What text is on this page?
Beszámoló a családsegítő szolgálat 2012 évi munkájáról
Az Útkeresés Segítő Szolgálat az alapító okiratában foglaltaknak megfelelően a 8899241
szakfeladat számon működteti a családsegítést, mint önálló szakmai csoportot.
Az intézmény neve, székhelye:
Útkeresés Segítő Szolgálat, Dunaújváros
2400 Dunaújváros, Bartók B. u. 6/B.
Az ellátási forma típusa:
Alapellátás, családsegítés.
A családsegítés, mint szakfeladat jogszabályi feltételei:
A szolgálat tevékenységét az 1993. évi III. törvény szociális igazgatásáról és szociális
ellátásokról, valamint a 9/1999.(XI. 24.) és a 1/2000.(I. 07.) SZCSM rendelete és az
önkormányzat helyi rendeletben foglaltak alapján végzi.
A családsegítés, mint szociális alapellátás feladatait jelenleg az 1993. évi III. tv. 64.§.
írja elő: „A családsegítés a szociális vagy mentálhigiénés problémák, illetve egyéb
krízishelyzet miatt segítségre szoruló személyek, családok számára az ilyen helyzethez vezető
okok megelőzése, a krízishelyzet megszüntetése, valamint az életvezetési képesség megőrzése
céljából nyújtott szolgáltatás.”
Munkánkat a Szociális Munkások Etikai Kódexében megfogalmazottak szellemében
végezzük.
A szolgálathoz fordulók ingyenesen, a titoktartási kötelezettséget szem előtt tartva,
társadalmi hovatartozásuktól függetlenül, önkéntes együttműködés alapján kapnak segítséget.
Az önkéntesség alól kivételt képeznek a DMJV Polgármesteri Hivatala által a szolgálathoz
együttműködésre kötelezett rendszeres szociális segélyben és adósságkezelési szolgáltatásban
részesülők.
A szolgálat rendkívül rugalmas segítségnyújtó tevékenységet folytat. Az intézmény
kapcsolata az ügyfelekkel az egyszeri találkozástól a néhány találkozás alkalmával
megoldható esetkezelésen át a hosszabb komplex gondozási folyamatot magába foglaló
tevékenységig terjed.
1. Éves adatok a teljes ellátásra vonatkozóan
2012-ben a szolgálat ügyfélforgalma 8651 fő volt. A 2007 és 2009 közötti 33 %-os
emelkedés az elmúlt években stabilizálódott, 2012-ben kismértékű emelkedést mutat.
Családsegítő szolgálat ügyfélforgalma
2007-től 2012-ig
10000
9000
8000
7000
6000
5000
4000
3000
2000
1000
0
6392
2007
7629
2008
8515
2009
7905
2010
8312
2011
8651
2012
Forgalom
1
○ ○ ○ ○
Search the listing for the word "Dunaújváros". Copy every line in which it occurs.

* COMPLETE ANSWER:
Útkeresés Segítő Szolgálat, Dunaújváros
2400 Dunaújváros, Bartók B. u. 6/B.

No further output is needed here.